TASK OBJECTIVE:
Return all lines where the word "JSON" can be found.

-------- EXERCISE INPUTS

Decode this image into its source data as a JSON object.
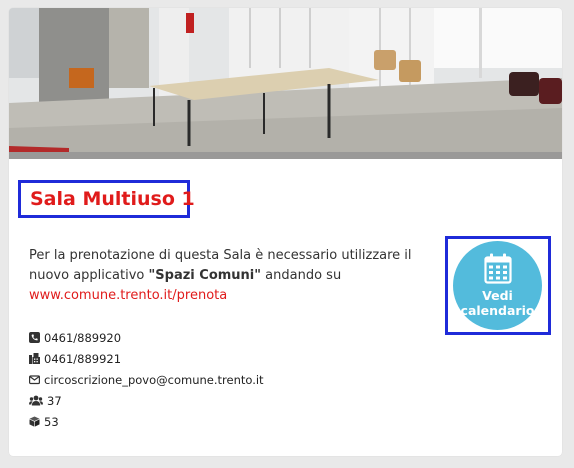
{
  "room": {
    "title": "Sala Multiuso 1",
    "description": {
      "part1": "Per la prenotazione di questa Sala è necessario utilizzare il nuovo applicativo ",
      "app_name": "\"Spazi Comuni\"",
      "part2": " andando su ",
      "link_text": "www.comune.trento.it/prenota"
    },
    "calendar_button": {
      "line1": "Vedi",
      "line2": "calendario",
      "icon": "calendar-icon"
    },
    "contacts": [
      {
        "icon": "phone-icon",
        "text": "0461/889920"
      },
      {
        "icon": "fax-icon",
        "text": "0461/889921"
      },
      {
        "icon": "envelope-icon",
        "text": "circoscrizione_povo@comune.trento.it"
      },
      {
        "icon": "users-icon",
        "text": "37"
      },
      {
        "icon": "cube-icon",
        "text": "53"
      }
    ]
  },
  "colors": {
    "title": "#e01b1b",
    "highlight_border": "#1f2bd9",
    "calendar_circle": "#53bbdc",
    "link": "#e01b1b"
  }
}
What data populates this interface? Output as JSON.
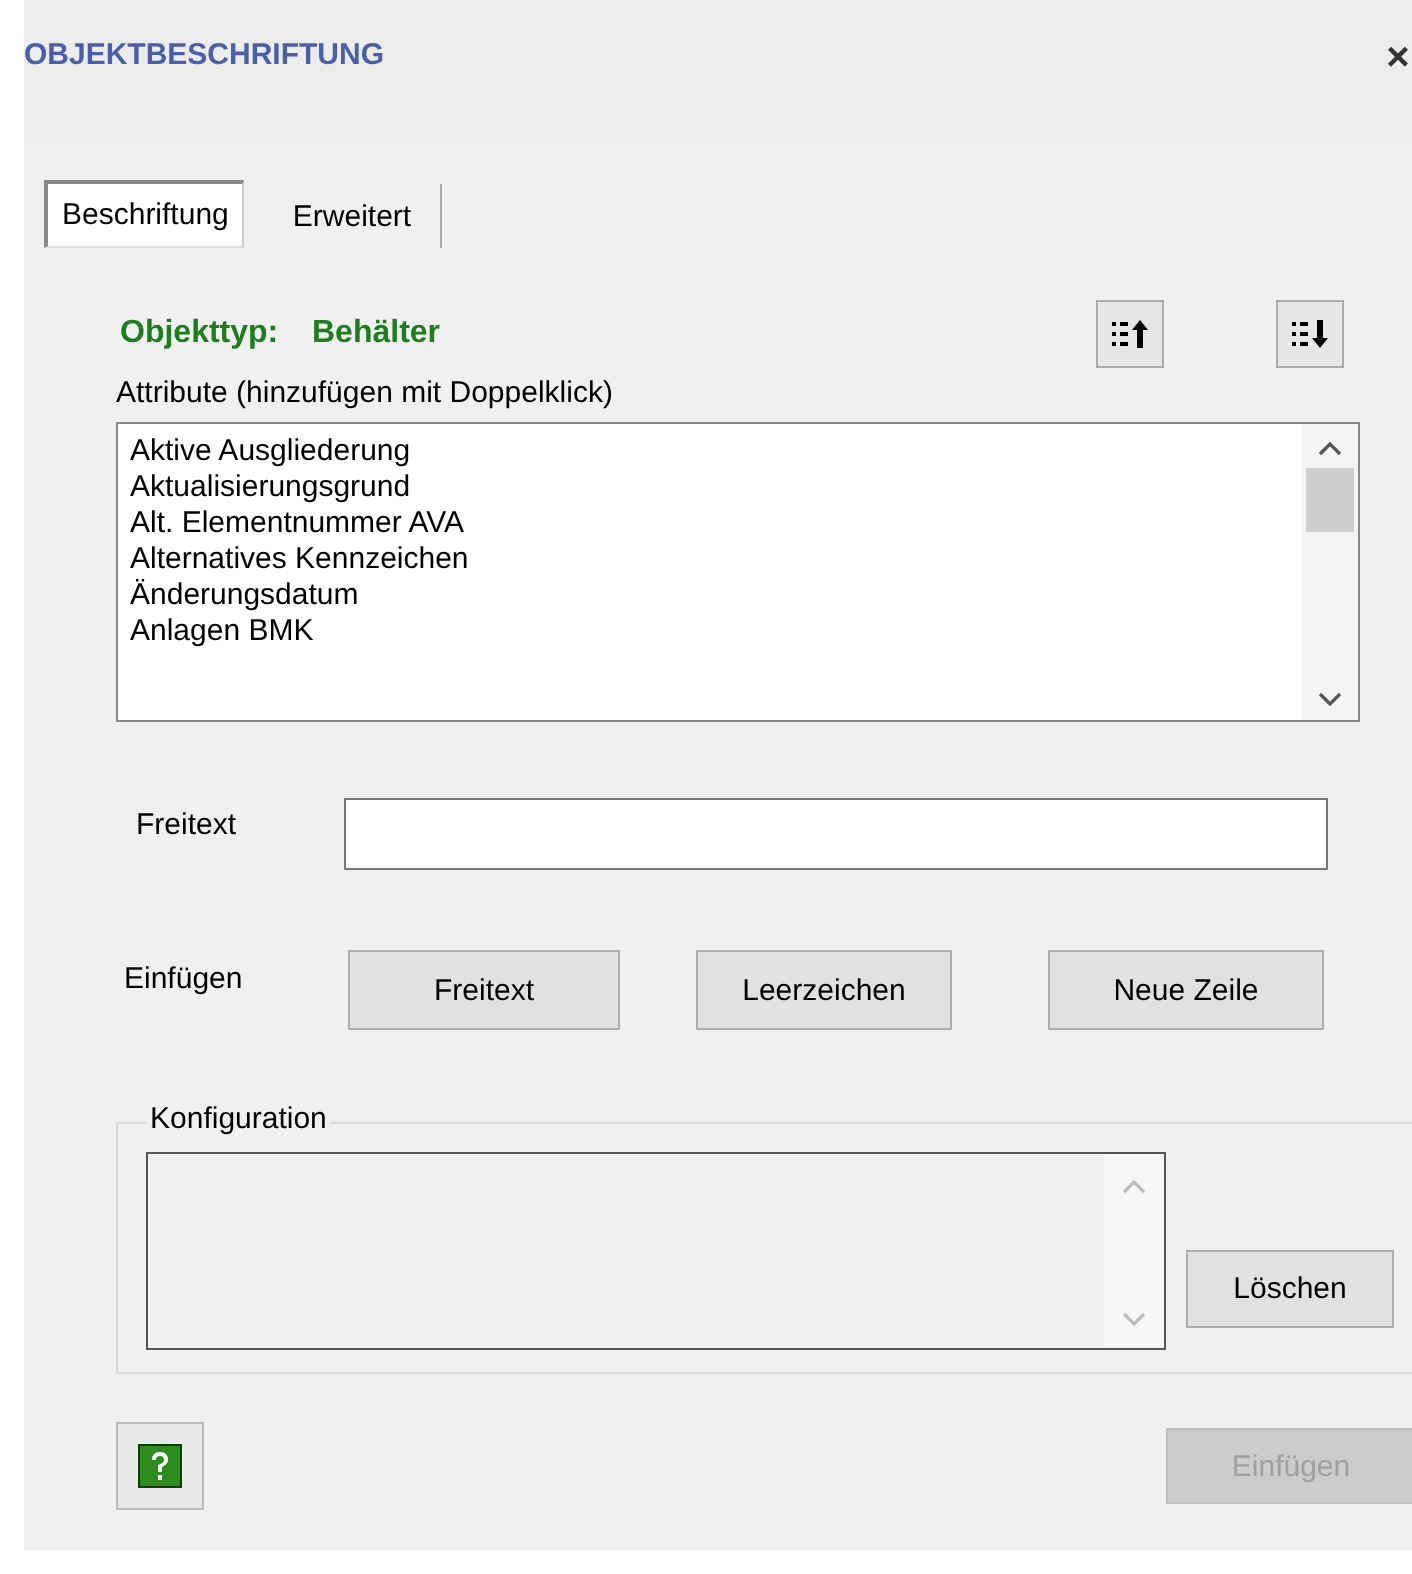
{
  "window": {
    "title": "OBJEKTBESCHRIFTUNG",
    "close": "×"
  },
  "tabs": [
    {
      "label": "Beschriftung",
      "selected": true
    },
    {
      "label": "Erweitert",
      "selected": false
    }
  ],
  "object_type": {
    "label": "Objekttyp:",
    "value": "Behälter"
  },
  "attributes": {
    "label": "Attribute (hinzufügen mit Doppelklick)",
    "items": [
      "Aktive Ausgliederung",
      "Aktualisierungsgrund",
      "Alt. Elementnummer AVA",
      "Alternatives Kennzeichen",
      "Änderungsdatum",
      "Anlagen BMK"
    ]
  },
  "freetext": {
    "label": "Freitext"
  },
  "insert": {
    "label": "Einfügen",
    "buttons": [
      "Freitext",
      "Leerzeichen",
      "Neue Zeile"
    ]
  },
  "configuration": {
    "label": "Konfiguration",
    "button": "Löschen"
  },
  "footer": {
    "button": {
      "label": "Einfügen",
      "disabled": true
    }
  }
}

----------------

FINISHED EXERCISE:
Decode this image into its source data as a JSON object.
What data populates this interface? Output as JSON.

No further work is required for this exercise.